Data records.
※

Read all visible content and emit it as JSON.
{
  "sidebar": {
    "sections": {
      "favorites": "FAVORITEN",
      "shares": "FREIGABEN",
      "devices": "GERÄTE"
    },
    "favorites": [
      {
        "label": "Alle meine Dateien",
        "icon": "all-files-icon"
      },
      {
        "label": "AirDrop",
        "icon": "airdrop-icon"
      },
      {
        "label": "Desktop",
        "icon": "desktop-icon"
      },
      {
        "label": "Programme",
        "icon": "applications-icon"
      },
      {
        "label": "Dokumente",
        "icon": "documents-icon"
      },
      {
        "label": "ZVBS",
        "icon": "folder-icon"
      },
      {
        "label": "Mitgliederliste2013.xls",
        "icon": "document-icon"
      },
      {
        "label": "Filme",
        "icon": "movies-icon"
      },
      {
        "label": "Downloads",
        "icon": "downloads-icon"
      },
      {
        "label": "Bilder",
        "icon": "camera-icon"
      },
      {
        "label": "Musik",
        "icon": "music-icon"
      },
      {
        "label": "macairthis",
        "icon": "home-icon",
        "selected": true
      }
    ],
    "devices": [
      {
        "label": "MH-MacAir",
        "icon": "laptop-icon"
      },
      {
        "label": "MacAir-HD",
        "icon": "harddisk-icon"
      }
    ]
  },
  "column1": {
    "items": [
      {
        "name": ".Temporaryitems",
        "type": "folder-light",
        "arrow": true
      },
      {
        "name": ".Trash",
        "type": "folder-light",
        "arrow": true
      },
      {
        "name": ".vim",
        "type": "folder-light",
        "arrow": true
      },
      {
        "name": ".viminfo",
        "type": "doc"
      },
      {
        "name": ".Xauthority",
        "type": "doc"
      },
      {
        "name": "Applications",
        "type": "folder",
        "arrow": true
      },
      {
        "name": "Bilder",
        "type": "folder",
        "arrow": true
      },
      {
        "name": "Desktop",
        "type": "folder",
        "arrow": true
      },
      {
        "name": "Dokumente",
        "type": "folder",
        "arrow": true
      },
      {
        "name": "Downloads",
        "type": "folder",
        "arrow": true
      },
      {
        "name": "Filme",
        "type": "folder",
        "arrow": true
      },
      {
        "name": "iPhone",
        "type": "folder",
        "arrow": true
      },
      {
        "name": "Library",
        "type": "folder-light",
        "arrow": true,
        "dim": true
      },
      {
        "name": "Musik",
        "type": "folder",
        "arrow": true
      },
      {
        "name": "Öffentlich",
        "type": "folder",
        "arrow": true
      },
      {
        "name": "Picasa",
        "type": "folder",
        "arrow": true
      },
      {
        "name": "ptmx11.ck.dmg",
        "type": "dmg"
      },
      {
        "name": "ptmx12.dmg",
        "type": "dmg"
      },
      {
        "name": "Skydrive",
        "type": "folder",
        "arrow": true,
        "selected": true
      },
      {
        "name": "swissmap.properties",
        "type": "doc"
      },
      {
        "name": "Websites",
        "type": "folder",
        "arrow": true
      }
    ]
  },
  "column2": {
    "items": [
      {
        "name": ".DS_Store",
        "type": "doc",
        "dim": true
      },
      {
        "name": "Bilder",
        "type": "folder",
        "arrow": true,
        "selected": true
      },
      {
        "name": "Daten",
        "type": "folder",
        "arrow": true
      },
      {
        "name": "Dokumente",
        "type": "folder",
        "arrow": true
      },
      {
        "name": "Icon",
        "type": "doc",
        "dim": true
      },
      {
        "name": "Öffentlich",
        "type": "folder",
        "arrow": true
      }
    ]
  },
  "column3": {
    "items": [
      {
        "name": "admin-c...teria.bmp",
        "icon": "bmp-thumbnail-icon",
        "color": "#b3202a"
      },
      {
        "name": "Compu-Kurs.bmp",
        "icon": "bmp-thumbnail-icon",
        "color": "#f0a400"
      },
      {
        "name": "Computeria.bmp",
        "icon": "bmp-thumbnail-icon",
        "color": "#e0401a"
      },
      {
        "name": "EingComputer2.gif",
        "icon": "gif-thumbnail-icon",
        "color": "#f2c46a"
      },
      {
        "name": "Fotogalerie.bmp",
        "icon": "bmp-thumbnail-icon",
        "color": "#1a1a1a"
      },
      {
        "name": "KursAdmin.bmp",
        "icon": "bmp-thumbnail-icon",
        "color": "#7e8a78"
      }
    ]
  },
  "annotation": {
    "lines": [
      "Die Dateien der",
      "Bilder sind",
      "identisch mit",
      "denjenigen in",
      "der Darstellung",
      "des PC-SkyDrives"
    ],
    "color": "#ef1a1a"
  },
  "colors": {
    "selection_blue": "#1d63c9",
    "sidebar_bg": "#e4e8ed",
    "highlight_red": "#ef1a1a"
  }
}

※

Short task. Repeat every entry word for word.

Task solution.
Read all visible content and emit it as JSON.
{
  "sidebar": {
    "sections": {
      "favorites": "FAVORITEN",
      "shares": "FREIGABEN",
      "devices": "GERÄTE"
    },
    "favorites": [
      {
        "label": "Alle meine Dateien",
        "icon": "all-files-icon"
      },
      {
        "label": "AirDrop",
        "icon": "airdrop-icon"
      },
      {
        "label": "Desktop",
        "icon": "desktop-icon"
      },
      {
        "label": "Programme",
        "icon": "applications-icon"
      },
      {
        "label": "Dokumente",
        "icon": "documents-icon"
      },
      {
        "label": "ZVBS",
        "icon": "folder-icon"
      },
      {
        "label": "Mitgliederliste2013.xls",
        "icon": "document-icon"
      },
      {
        "label": "Filme",
        "icon": "movies-icon"
      },
      {
        "label": "Downloads",
        "icon": "downloads-icon"
      },
      {
        "label": "Bilder",
        "icon": "camera-icon"
      },
      {
        "label": "Musik",
        "icon": "music-icon"
      },
      {
        "label": "macairthis",
        "icon": "home-icon",
        "selected": true
      }
    ],
    "devices": [
      {
        "label": "MH-MacAir",
        "icon": "laptop-icon"
      },
      {
        "label": "MacAir-HD",
        "icon": "harddisk-icon"
      }
    ]
  },
  "column1": {
    "items": [
      {
        "name": ".Temporaryitems",
        "type": "folder-light",
        "arrow": true
      },
      {
        "name": ".Trash",
        "type": "folder-light",
        "arrow": true
      },
      {
        "name": ".vim",
        "type": "folder-light",
        "arrow": true
      },
      {
        "name": ".viminfo",
        "type": "doc"
      },
      {
        "name": ".Xauthority",
        "type": "doc"
      },
      {
        "name": "Applications",
        "type": "folder",
        "arrow": true
      },
      {
        "name": "Bilder",
        "type": "folder",
        "arrow": true
      },
      {
        "name": "Desktop",
        "type": "folder",
        "arrow": true
      },
      {
        "name": "Dokumente",
        "type": "folder",
        "arrow": true
      },
      {
        "name": "Downloads",
        "type": "folder",
        "arrow": true
      },
      {
        "name": "Filme",
        "type": "folder",
        "arrow": true
      },
      {
        "name": "iPhone",
        "type": "folder",
        "arrow": true
      },
      {
        "name": "Library",
        "type": "folder-light",
        "arrow": true,
        "dim": true
      },
      {
        "name": "Musik",
        "type": "folder",
        "arrow": true
      },
      {
        "name": "Öffentlich",
        "type": "folder",
        "arrow": true
      },
      {
        "name": "Picasa",
        "type": "folder",
        "arrow": true
      },
      {
        "name": "ptmx11.ck.dmg",
        "type": "dmg"
      },
      {
        "name": "ptmx12.dmg",
        "type": "dmg"
      },
      {
        "name": "Skydrive",
        "type": "folder",
        "arrow": true,
        "selected": true
      },
      {
        "name": "swissmap.properties",
        "type": "doc"
      },
      {
        "name": "Websites",
        "type": "folder",
        "arrow": true
      }
    ]
  },
  "column2": {
    "items": [
      {
        "name": ".DS_Store",
        "type": "doc",
        "dim": true
      },
      {
        "name": "Bilder",
        "type": "folder",
        "arrow": true,
        "selected": true
      },
      {
        "name": "Daten",
        "type": "folder",
        "arrow": true
      },
      {
        "name": "Dokumente",
        "type": "folder",
        "arrow": true
      },
      {
        "name": "Icon",
        "type": "doc",
        "dim": true
      },
      {
        "name": "Öffentlich",
        "type": "folder",
        "arrow": true
      }
    ]
  },
  "column3": {
    "items": [
      {
        "name": "admin-c...teria.bmp",
        "icon": "bmp-thumbnail-icon",
        "color": "#b3202a"
      },
      {
        "name": "Compu-Kurs.bmp",
        "icon": "bmp-thumbnail-icon",
        "color": "#f0a400"
      },
      {
        "name": "Computeria.bmp",
        "icon": "bmp-thumbnail-icon",
        "color": "#e0401a"
      },
      {
        "name": "EingComputer2.gif",
        "icon": "gif-thumbnail-icon",
        "color": "#f2c46a"
      },
      {
        "name": "Fotogalerie.bmp",
        "icon": "bmp-thumbnail-icon",
        "color": "#1a1a1a"
      },
      {
        "name": "KursAdmin.bmp",
        "icon": "bmp-thumbnail-icon",
        "color": "#7e8a78"
      }
    ]
  },
  "annotation": {
    "lines": [
      "Die Dateien der",
      "Bilder sind",
      "identisch mit",
      "denjenigen in",
      "der Darstellung",
      "des PC-SkyDrives"
    ],
    "color": "#ef1a1a"
  },
  "colors": {
    "selection_blue": "#1d63c9",
    "sidebar_bg": "#e4e8ed",
    "highlight_red": "#ef1a1a"
  }
}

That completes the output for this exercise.